▶ Given task
Reproduce each line of the material exactly, minus any picture.

▶ The data
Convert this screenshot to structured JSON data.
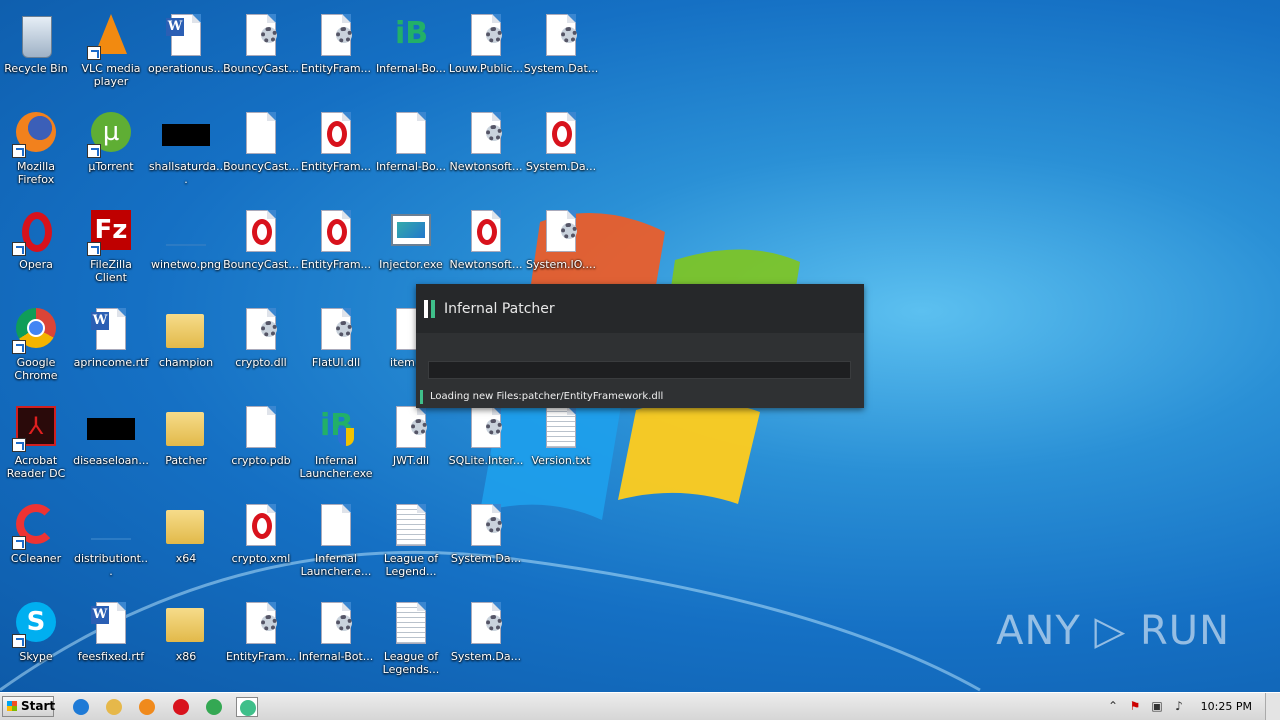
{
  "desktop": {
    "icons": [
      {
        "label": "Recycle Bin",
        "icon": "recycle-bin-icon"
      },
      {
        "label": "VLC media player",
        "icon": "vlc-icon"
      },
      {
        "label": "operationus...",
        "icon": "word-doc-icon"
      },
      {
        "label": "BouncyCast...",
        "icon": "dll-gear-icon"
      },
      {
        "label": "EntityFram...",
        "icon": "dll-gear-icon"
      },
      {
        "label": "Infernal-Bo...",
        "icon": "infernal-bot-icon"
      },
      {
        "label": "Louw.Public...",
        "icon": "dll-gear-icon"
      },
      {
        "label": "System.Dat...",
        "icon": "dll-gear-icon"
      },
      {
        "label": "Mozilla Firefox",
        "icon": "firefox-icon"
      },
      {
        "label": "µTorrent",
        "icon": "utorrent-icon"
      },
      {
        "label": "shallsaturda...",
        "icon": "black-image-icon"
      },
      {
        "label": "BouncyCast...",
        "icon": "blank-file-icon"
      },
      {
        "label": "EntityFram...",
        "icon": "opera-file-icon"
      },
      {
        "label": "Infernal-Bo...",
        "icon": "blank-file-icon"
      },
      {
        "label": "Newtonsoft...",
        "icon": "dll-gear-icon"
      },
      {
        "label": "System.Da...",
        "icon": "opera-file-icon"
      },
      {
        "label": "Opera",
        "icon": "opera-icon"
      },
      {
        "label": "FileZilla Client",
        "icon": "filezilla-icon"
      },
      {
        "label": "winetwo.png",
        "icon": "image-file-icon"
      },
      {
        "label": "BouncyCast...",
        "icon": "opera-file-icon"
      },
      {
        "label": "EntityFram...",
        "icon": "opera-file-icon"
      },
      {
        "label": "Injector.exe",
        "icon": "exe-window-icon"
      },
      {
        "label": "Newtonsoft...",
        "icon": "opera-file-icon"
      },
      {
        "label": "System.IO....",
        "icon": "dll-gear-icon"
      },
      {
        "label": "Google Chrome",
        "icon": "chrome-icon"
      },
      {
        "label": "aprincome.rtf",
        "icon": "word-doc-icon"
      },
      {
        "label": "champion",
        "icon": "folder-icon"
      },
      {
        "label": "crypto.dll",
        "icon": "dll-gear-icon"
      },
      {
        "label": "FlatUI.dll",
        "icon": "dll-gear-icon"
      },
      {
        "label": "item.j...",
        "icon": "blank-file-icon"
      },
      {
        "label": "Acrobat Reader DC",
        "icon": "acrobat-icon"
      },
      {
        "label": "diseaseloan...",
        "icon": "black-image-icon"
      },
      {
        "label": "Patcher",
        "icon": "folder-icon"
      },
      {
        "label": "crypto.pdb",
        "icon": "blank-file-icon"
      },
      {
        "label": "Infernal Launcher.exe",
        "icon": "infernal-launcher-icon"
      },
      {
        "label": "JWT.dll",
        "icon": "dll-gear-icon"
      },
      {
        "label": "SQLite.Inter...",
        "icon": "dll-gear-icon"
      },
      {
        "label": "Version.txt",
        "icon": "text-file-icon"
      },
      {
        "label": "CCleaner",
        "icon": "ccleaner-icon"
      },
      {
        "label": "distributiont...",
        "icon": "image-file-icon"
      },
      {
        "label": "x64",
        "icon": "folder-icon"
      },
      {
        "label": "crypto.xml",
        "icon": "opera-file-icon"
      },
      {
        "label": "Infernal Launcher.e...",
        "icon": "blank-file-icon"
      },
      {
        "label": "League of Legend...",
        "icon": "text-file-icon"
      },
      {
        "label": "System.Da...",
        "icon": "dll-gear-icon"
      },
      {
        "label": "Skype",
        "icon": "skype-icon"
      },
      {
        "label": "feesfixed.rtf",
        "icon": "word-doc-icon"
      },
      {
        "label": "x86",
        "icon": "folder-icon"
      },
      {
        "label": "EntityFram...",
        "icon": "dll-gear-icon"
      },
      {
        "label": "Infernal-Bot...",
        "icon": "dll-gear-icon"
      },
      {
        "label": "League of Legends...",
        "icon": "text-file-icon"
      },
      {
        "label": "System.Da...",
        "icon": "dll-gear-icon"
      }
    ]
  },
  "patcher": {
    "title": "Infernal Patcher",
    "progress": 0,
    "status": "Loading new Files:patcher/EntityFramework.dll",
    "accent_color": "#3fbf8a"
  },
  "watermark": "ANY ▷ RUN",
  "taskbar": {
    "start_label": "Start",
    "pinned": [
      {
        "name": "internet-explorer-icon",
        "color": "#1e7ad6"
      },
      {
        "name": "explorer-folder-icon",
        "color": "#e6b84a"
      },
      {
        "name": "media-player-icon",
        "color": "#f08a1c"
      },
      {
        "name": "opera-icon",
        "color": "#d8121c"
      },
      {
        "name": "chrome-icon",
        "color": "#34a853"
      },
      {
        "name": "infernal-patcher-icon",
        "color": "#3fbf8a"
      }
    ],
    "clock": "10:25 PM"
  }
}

▶ Task solution
Convert this screenshot to structured JSON data.
{
  "desktop": {
    "icons": [
      {
        "label": "Recycle Bin",
        "icon": "recycle-bin-icon"
      },
      {
        "label": "VLC media player",
        "icon": "vlc-icon"
      },
      {
        "label": "operationus...",
        "icon": "word-doc-icon"
      },
      {
        "label": "BouncyCast...",
        "icon": "dll-gear-icon"
      },
      {
        "label": "EntityFram...",
        "icon": "dll-gear-icon"
      },
      {
        "label": "Infernal-Bo...",
        "icon": "infernal-bot-icon"
      },
      {
        "label": "Louw.Public...",
        "icon": "dll-gear-icon"
      },
      {
        "label": "System.Dat...",
        "icon": "dll-gear-icon"
      },
      {
        "label": "Mozilla Firefox",
        "icon": "firefox-icon"
      },
      {
        "label": "µTorrent",
        "icon": "utorrent-icon"
      },
      {
        "label": "shallsaturda...",
        "icon": "black-image-icon"
      },
      {
        "label": "BouncyCast...",
        "icon": "blank-file-icon"
      },
      {
        "label": "EntityFram...",
        "icon": "opera-file-icon"
      },
      {
        "label": "Infernal-Bo...",
        "icon": "blank-file-icon"
      },
      {
        "label": "Newtonsoft...",
        "icon": "dll-gear-icon"
      },
      {
        "label": "System.Da...",
        "icon": "opera-file-icon"
      },
      {
        "label": "Opera",
        "icon": "opera-icon"
      },
      {
        "label": "FileZilla Client",
        "icon": "filezilla-icon"
      },
      {
        "label": "winetwo.png",
        "icon": "image-file-icon"
      },
      {
        "label": "BouncyCast...",
        "icon": "opera-file-icon"
      },
      {
        "label": "EntityFram...",
        "icon": "opera-file-icon"
      },
      {
        "label": "Injector.exe",
        "icon": "exe-window-icon"
      },
      {
        "label": "Newtonsoft...",
        "icon": "opera-file-icon"
      },
      {
        "label": "System.IO....",
        "icon": "dll-gear-icon"
      },
      {
        "label": "Google Chrome",
        "icon": "chrome-icon"
      },
      {
        "label": "aprincome.rtf",
        "icon": "word-doc-icon"
      },
      {
        "label": "champion",
        "icon": "folder-icon"
      },
      {
        "label": "crypto.dll",
        "icon": "dll-gear-icon"
      },
      {
        "label": "FlatUI.dll",
        "icon": "dll-gear-icon"
      },
      {
        "label": "item.j...",
        "icon": "blank-file-icon"
      },
      {
        "label": "Acrobat Reader DC",
        "icon": "acrobat-icon"
      },
      {
        "label": "diseaseloan...",
        "icon": "black-image-icon"
      },
      {
        "label": "Patcher",
        "icon": "folder-icon"
      },
      {
        "label": "crypto.pdb",
        "icon": "blank-file-icon"
      },
      {
        "label": "Infernal Launcher.exe",
        "icon": "infernal-launcher-icon"
      },
      {
        "label": "JWT.dll",
        "icon": "dll-gear-icon"
      },
      {
        "label": "SQLite.Inter...",
        "icon": "dll-gear-icon"
      },
      {
        "label": "Version.txt",
        "icon": "text-file-icon"
      },
      {
        "label": "CCleaner",
        "icon": "ccleaner-icon"
      },
      {
        "label": "distributiont...",
        "icon": "image-file-icon"
      },
      {
        "label": "x64",
        "icon": "folder-icon"
      },
      {
        "label": "crypto.xml",
        "icon": "opera-file-icon"
      },
      {
        "label": "Infernal Launcher.e...",
        "icon": "blank-file-icon"
      },
      {
        "label": "League of Legend...",
        "icon": "text-file-icon"
      },
      {
        "label": "System.Da...",
        "icon": "dll-gear-icon"
      },
      {
        "label": "Skype",
        "icon": "skype-icon"
      },
      {
        "label": "feesfixed.rtf",
        "icon": "word-doc-icon"
      },
      {
        "label": "x86",
        "icon": "folder-icon"
      },
      {
        "label": "EntityFram...",
        "icon": "dll-gear-icon"
      },
      {
        "label": "Infernal-Bot...",
        "icon": "dll-gear-icon"
      },
      {
        "label": "League of Legends...",
        "icon": "text-file-icon"
      },
      {
        "label": "System.Da...",
        "icon": "dll-gear-icon"
      }
    ]
  },
  "patcher": {
    "title": "Infernal Patcher",
    "progress": 0,
    "status": "Loading new Files:patcher/EntityFramework.dll",
    "accent_color": "#3fbf8a"
  },
  "watermark": "ANY ▷ RUN",
  "taskbar": {
    "start_label": "Start",
    "pinned": [
      {
        "name": "internet-explorer-icon",
        "color": "#1e7ad6"
      },
      {
        "name": "explorer-folder-icon",
        "color": "#e6b84a"
      },
      {
        "name": "media-player-icon",
        "color": "#f08a1c"
      },
      {
        "name": "opera-icon",
        "color": "#d8121c"
      },
      {
        "name": "chrome-icon",
        "color": "#34a853"
      },
      {
        "name": "infernal-patcher-icon",
        "color": "#3fbf8a"
      }
    ],
    "clock": "10:25 PM"
  }
}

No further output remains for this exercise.